- Exercise goal:
Copy out each line below that has the word "Read" in it.

- Data:
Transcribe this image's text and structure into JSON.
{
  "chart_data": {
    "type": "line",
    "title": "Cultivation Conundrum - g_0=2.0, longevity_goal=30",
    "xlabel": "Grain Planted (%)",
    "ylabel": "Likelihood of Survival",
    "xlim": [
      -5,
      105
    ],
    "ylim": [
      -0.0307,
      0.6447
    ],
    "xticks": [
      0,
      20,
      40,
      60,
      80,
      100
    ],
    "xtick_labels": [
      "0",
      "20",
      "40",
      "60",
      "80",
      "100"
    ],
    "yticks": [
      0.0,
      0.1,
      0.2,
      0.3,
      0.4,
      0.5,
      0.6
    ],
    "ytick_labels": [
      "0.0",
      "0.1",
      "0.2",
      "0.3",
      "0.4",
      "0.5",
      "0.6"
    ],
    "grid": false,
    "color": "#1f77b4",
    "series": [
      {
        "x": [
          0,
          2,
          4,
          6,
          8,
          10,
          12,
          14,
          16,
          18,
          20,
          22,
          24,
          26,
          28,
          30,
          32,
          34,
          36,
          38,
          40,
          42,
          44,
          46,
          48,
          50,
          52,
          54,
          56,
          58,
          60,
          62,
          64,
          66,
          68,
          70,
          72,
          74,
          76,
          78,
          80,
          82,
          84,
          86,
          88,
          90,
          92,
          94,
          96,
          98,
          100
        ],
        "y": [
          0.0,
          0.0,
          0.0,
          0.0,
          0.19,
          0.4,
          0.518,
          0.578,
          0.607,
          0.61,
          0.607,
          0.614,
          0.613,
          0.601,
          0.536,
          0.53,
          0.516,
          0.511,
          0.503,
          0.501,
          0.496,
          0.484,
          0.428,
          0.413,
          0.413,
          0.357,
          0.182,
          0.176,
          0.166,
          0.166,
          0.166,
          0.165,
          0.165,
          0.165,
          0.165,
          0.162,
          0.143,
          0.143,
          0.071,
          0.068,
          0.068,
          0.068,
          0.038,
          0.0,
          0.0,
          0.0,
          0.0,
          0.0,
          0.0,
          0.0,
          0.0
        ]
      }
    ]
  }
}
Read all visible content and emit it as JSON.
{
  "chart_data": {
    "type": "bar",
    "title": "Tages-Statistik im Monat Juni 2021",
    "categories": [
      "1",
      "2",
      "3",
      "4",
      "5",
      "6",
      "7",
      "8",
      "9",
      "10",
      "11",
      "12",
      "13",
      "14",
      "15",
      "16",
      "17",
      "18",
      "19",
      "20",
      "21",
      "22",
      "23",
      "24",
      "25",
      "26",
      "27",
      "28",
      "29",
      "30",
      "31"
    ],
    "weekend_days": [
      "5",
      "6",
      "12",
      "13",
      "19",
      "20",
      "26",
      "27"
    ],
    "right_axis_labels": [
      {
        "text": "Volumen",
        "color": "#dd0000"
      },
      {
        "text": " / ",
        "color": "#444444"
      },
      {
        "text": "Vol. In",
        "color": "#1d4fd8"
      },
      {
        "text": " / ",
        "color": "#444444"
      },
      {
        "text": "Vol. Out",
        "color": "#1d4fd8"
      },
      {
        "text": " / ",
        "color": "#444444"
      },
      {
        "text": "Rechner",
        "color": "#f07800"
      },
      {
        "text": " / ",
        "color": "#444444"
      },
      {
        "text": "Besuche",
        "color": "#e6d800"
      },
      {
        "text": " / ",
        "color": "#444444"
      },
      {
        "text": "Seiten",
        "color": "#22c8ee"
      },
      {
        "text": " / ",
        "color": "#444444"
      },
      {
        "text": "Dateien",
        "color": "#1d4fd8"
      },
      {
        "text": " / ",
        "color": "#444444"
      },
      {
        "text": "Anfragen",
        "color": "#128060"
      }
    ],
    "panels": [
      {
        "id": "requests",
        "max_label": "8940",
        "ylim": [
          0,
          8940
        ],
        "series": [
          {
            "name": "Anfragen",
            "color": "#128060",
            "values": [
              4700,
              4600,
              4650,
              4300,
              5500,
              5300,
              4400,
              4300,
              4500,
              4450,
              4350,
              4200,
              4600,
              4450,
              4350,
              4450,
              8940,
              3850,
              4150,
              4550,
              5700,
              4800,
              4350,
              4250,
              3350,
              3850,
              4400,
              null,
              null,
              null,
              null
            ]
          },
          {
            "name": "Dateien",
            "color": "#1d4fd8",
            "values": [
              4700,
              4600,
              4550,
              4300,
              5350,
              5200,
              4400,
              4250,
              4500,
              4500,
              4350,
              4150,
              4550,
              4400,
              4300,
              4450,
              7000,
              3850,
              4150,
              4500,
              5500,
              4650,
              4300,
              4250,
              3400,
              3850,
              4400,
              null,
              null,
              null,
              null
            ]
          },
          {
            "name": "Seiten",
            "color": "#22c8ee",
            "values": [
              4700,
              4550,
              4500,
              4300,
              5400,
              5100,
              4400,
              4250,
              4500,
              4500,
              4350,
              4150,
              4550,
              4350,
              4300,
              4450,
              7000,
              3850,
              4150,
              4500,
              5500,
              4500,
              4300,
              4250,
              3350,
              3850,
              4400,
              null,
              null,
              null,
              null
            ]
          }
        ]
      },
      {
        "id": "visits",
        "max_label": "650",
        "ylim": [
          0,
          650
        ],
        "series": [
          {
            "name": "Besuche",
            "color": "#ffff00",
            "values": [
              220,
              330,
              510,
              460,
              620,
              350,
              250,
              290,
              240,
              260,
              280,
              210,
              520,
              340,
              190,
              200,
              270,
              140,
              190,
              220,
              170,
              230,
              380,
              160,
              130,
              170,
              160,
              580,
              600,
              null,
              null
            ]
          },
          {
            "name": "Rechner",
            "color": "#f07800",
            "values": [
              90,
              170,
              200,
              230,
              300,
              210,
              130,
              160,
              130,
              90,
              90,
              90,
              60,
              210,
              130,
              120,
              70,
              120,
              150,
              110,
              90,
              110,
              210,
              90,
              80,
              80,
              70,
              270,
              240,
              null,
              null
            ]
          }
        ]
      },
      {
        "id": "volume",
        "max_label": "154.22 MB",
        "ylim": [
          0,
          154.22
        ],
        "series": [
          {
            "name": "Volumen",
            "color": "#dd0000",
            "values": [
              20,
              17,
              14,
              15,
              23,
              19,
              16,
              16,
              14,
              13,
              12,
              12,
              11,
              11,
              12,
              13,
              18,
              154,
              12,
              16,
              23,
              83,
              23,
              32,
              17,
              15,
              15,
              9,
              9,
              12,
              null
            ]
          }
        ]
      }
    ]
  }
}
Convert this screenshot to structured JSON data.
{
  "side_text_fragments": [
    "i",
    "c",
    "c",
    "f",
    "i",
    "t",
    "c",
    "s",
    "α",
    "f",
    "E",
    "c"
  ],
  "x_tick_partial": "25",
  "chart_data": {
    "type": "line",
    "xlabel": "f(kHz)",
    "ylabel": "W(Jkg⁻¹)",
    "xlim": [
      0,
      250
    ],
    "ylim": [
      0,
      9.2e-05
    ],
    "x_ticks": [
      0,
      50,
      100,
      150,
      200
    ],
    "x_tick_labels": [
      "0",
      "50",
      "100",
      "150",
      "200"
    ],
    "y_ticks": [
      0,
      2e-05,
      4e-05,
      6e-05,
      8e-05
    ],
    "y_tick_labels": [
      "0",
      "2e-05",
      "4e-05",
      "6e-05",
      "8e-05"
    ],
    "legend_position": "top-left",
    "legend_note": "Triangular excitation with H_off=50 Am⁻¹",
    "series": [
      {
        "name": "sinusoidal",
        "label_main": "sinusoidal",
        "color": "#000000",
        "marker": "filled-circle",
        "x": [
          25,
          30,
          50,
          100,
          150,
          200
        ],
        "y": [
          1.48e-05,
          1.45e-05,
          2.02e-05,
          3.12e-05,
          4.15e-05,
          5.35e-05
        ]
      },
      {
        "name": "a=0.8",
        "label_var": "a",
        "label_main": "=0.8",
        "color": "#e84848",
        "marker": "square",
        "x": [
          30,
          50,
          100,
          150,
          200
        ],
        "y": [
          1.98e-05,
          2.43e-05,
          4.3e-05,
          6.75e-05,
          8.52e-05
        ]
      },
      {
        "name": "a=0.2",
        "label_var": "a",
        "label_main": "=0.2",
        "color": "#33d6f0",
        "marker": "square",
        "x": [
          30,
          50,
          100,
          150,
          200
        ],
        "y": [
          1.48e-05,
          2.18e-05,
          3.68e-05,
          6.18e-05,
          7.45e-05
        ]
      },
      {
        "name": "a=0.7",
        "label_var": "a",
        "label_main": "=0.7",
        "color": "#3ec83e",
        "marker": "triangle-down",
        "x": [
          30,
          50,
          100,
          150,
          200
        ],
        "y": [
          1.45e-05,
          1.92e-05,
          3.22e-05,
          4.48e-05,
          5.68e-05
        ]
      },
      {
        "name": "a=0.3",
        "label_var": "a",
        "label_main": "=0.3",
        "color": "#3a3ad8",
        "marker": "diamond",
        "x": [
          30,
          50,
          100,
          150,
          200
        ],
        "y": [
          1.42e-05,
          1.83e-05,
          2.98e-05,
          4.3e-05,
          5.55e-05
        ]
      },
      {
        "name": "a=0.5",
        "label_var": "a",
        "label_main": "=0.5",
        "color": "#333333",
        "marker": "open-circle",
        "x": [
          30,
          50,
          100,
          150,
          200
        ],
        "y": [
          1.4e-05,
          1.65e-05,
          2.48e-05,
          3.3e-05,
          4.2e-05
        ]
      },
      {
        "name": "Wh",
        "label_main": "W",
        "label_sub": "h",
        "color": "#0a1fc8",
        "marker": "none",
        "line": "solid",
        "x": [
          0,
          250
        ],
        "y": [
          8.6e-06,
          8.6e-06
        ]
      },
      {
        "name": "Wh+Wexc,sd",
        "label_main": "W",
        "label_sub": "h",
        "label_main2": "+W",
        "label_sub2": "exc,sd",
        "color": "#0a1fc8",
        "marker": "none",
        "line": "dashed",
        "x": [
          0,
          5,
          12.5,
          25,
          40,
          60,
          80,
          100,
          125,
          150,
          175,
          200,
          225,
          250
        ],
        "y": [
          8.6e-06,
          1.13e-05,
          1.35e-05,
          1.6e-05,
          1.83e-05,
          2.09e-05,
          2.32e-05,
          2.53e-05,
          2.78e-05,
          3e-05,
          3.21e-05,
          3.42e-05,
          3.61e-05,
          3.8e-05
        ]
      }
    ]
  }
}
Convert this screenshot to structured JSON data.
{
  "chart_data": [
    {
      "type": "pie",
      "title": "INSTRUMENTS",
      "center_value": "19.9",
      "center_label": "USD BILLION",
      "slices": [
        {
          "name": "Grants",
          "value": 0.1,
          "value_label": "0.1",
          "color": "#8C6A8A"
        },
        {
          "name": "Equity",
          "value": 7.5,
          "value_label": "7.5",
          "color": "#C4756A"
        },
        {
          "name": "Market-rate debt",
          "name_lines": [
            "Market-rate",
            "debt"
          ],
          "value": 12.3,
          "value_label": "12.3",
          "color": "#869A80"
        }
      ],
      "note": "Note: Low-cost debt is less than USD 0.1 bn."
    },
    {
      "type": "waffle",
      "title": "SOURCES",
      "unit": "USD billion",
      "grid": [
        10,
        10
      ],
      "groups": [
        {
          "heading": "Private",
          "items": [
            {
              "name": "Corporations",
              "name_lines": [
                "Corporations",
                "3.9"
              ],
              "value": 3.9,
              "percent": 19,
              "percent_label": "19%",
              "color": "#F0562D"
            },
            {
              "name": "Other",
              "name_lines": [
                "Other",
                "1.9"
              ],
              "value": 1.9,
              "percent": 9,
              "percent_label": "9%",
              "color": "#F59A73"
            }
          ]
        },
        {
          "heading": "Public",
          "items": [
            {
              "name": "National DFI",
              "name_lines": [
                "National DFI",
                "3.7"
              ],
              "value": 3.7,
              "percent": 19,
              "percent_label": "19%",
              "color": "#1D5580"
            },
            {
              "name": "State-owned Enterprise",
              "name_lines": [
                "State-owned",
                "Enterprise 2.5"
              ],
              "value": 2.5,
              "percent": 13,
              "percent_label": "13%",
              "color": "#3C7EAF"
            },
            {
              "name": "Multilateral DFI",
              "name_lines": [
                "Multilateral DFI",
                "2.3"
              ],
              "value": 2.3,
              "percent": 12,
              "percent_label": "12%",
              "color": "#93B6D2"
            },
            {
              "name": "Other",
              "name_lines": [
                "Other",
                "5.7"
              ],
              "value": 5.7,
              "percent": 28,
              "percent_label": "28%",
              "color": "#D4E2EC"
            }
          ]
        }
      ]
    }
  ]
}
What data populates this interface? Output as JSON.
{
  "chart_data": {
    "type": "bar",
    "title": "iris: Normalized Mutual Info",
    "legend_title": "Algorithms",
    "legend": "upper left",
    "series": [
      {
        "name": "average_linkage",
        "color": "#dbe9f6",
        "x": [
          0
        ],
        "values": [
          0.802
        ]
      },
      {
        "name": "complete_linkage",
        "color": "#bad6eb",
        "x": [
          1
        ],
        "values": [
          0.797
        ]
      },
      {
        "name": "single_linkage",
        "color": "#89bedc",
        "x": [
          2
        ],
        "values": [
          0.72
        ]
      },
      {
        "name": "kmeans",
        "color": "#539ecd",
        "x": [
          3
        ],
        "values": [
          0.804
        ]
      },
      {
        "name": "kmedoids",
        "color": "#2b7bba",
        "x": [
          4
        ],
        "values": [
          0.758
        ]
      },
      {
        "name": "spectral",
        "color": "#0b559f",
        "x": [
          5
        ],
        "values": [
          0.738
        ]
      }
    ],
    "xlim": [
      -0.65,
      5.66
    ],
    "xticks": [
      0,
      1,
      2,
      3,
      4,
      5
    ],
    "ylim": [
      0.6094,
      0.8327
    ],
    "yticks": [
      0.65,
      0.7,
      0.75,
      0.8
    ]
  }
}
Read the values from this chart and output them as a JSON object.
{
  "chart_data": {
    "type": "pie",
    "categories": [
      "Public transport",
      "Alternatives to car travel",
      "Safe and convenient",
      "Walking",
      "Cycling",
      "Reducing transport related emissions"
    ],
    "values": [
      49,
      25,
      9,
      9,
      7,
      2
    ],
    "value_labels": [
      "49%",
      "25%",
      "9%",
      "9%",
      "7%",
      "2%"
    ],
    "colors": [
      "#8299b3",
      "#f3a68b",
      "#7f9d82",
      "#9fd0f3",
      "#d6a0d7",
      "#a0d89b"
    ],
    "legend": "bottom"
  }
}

- Answer to the task:
Read all visible content and emit it as JSON.
Read the values from this chart and output them as a JSON object.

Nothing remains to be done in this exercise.